§ **EXERCISE DIRECTIONS**
Output each entry below as it stands, leaving out every picture.

§ **MATERIAL TO PROCESS**

+++

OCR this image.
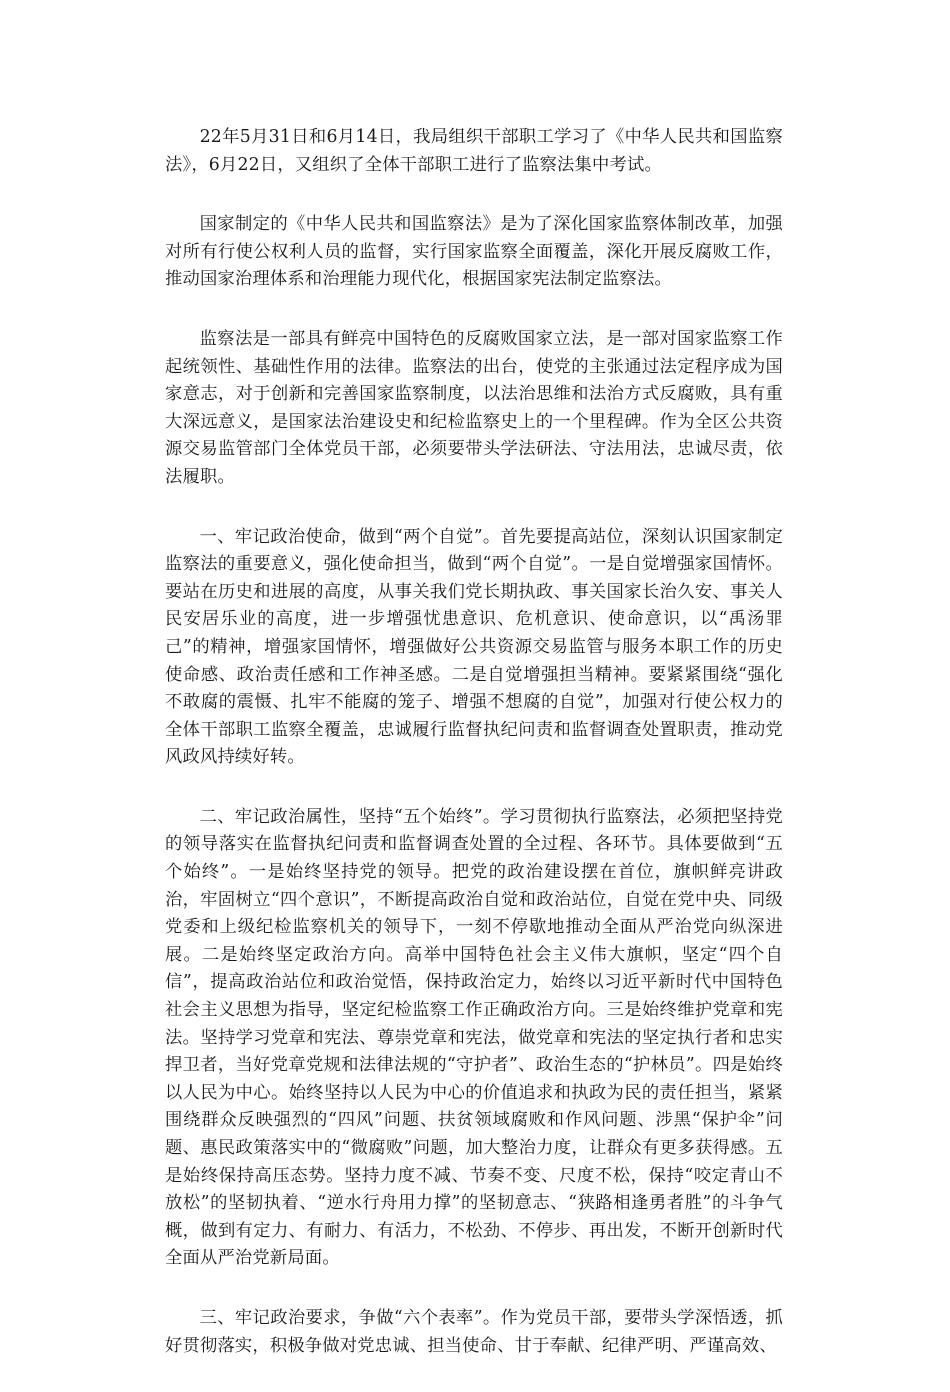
22年5月31日和6月14日，我局组织干部职工学习了《中华人民共和国监察法》，6月22日，又组织了全体干部职工进行了监察法集中考试。

国家制定的《中华人民共和国监察法》是为了深化国家监察体制改革，加强对所有行使公权利人员的监督，实行国家监察全面覆盖，深化开展反腐败工作，推动国家治理体系和治理能力现代化，根据国家宪法制定监察法。

监察法是一部具有鲜亮中国特色的反腐败国家立法，是一部对国家监察工作起统领性、基础性作用的法律。监察法的出台，使党的主张通过法定程序成为国家意志，对于创新和完善国家监察制度，以法治思维和法治方式反腐败，具有重大深远意义，是国家法治建设史和纪检监察史上的一个里程碑。作为全区公共资源交易监管部门全体党员干部，必须要带头学法研法、守法用法，忠诚尽责，依法履职。

一、牢记政治使命，做到“两个自觉”。首先要提高站位，深刻认识国家制定监察法的重要意义，强化使命担当，做到“两个自觉”。一是自觉增强家国情怀。要站在历史和进展的高度，从事关我们党长期执政、事关国家长治久安、事关人民安居乐业的高度，进一步增强忧患意识、危机意识、使命意识，以“禹汤罪己”的精神，增强家国情怀，增强做好公共资源交易监管与服务本职工作的历史使命感、政治责任感和工作神圣感。二是自觉增强担当精神。要紧紧围绕“强化不敢腐的震慑、扎牢不能腐的笼子、增强不想腐的自觉”，加强对行使公权力的全体干部职工监察全覆盖，忠诚履行监督执纪问责和监督调查处置职责，推动党风政风持续好转。

二、牢记政治属性，坚持“五个始终”。学习贯彻执行监察法，必须把坚持党的领导落实在监督执纪问责和监督调查处置的全过程、各环节。具体要做到“五个始终”。一是始终坚持党的领导。把党的政治建设摆在首位，旗帜鲜亮讲政治，牢固树立“四个意识”，不断提高政治自觉和政治站位，自觉在党中央、同级党委和上级纪检监察机关的领导下，一刻不停歇地推动全面从严治党向纵深进展。二是始终坚定政治方向。高举中国特色社会主义伟大旗帜，坚定“四个自信”，提高政治站位和政治觉悟，保持政治定力，始终以习近平新时代中国特色社会主义思想为指导，坚定纪检监察工作正确政治方向。三是始终维护党章和宪法。坚持学习党章和宪法、尊崇党章和宪法，做党章和宪法的坚定执行者和忠实捍卫者，当好党章党规和法律法规的“守护者”、政治生态的“护林员”。四是始终以人民为中心。始终坚持以人民为中心的价值追求和执政为民的责任担当，紧紧围绕群众反映强烈的“四风”问题、扶贫领域腐败和作风问题、涉黑“保护伞”问题、惠民政策落实中的“微腐败”问题，加大整治力度，让群众有更多获得感。五是始终保持高压态势。坚持力度不减、节奏不变、尺度不松，保持“咬定青山不放松”的坚韧执着、“逆水行舟用力撑”的坚韧意志、“狭路相逢勇者胜”的斗争气概，做到有定力、有耐力、有活力，不松劲、不停步、再出发，不断开创新时代全面从严治党新局面。

三、牢记政治要求，争做“六个表率”。作为党员干部，要带头学深悟透，抓好贯彻落实，积极争做对党忠诚、担当使命、甘于奉献、纪律严明、严谨高效、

+++

§ **WRITTEN RESPONSE**
OCR this image.
22年5月31日和6月14日，我局组织干部职工学习了《中华人民共和国监察法》，6月22日，又组织了全体干部职工进行了监察法集中考试。

国家制定的《中华人民共和国监察法》是为了深化国家监察体制改革，加强对所有行使公权利人员的监督，实行国家监察全面覆盖，深化开展反腐败工作，推动国家治理体系和治理能力现代化，根据国家宪法制定监察法。

监察法是一部具有鲜亮中国特色的反腐败国家立法，是一部对国家监察工作起统领性、基础性作用的法律。监察法的出台，使党的主张通过法定程序成为国家意志，对于创新和完善国家监察制度，以法治思维和法治方式反腐败，具有重大深远意义，是国家法治建设史和纪检监察史上的一个里程碑。作为全区公共资源交易监管部门全体党员干部，必须要带头学法研法、守法用法，忠诚尽责，依法履职。

一、牢记政治使命，做到“两个自觉”。首先要提高站位，深刻认识国家制定监察法的重要意义，强化使命担当，做到“两个自觉”。一是自觉增强家国情怀。要站在历史和进展的高度，从事关我们党长期执政、事关国家长治久安、事关人民安居乐业的高度，进一步增强忧患意识、危机意识、使命意识，以“禹汤罪己”的精神，增强家国情怀，增强做好公共资源交易监管与服务本职工作的历史使命感、政治责任感和工作神圣感。二是自觉增强担当精神。要紧紧围绕“强化不敢腐的震慑、扎牢不能腐的笼子、增强不想腐的自觉”，加强对行使公权力的全体干部职工监察全覆盖，忠诚履行监督执纪问责和监督调查处置职责，推动党风政风持续好转。

二、牢记政治属性，坚持“五个始终”。学习贯彻执行监察法，必须把坚持党的领导落实在监督执纪问责和监督调查处置的全过程、各环节。具体要做到“五个始终”。一是始终坚持党的领导。把党的政治建设摆在首位，旗帜鲜亮讲政治，牢固树立“四个意识”，不断提高政治自觉和政治站位，自觉在党中央、同级党委和上级纪检监察机关的领导下，一刻不停歇地推动全面从严治党向纵深进展。二是始终坚定政治方向。高举中国特色社会主义伟大旗帜，坚定“四个自信”，提高政治站位和政治觉悟，保持政治定力，始终以习近平新时代中国特色社会主义思想为指导，坚定纪检监察工作正确政治方向。三是始终维护党章和宪法。坚持学习党章和宪法、尊崇党章和宪法，做党章和宪法的坚定执行者和忠实捍卫者，当好党章党规和法律法规的“守护者”、政治生态的“护林员”。四是始终以人民为中心。始终坚持以人民为中心的价值追求和执政为民的责任担当，紧紧围绕群众反映强烈的“四风”问题、扶贫领域腐败和作风问题、涉黑“保护伞”问题、惠民政策落实中的“微腐败”问题，加大整治力度，让群众有更多获得感。五是始终保持高压态势。坚持力度不减、节奏不变、尺度不松，保持“咬定青山不放松”的坚韧执着、“逆水行舟用力撑”的坚韧意志、“狭路相逢勇者胜”的斗争气概，做到有定力、有耐力、有活力，不松劲、不停步、再出发，不断开创新时代全面从严治党新局面。

三、牢记政治要求，争做“六个表率”。作为党员干部，要带头学深悟透，抓好贯彻落实，积极争做对党忠诚、担当使命、甘于奉献、纪律严明、严谨高效、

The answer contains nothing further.